--- START OF Input material ---

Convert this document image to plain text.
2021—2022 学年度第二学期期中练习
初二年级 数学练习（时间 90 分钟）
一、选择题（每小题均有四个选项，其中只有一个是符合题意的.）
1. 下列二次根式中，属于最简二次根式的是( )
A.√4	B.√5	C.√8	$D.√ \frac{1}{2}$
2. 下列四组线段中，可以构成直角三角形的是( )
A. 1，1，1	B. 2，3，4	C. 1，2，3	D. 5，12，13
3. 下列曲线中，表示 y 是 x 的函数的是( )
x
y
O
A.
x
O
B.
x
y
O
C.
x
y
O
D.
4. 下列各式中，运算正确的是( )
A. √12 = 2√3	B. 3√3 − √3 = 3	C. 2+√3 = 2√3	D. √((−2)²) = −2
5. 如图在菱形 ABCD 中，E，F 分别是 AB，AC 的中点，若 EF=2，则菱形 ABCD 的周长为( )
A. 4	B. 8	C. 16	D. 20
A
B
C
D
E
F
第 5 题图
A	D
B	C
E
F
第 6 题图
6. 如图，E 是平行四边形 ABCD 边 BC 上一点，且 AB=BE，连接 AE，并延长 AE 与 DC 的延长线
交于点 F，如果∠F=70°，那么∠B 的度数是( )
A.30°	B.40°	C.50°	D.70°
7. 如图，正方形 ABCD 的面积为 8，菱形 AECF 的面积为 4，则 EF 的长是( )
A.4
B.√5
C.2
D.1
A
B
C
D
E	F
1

--- END OF Input material ---

__Problem__. Write all of the records out again exactly.

__The output__.
Convert this document image to plain text.
2021—2022 学年度第二学期期中练习
初二年级 数学练习（时间 90 分钟）
一、选择题（每小题均有四个选项，其中只有一个是符合题意的.）
1. 下列二次根式中，属于最简二次根式的是( )
A.√4	B.√5	C.√8	$D.√ \frac{1}{2}$
2. 下列四组线段中，可以构成直角三角形的是( )
A. 1，1，1	B. 2，3，4	C. 1，2，3	D. 5，12，13
3. 下列曲线中，表示 y 是 x 的函数的是( )
x
y
O
A.
x
O
B.
x
y
O
C.
x
y
O
D.
4. 下列各式中，运算正确的是( )
A. √12 = 2√3	B. 3√3 − √3 = 3	C. 2+√3 = 2√3	D. √((−2)²) = −2
5. 如图在菱形 ABCD 中，E，F 分别是 AB，AC 的中点，若 EF=2，则菱形 ABCD 的周长为( )
A. 4	B. 8	C. 16	D. 20
A
B
C
D
E
F
第 5 题图
A	D
B	C
E
F
第 6 题图
6. 如图，E 是平行四边形 ABCD 边 BC 上一点，且 AB=BE，连接 AE，并延长 AE 与 DC 的延长线
交于点 F，如果∠F=70°，那么∠B 的度数是( )
A.30°	B.40°	C.50°	D.70°
7. 如图，正方形 ABCD 的面积为 8，菱形 AECF 的面积为 4，则 EF 的长是( )
A.4
B.√5
C.2
D.1
A
B
C
D
E	F
1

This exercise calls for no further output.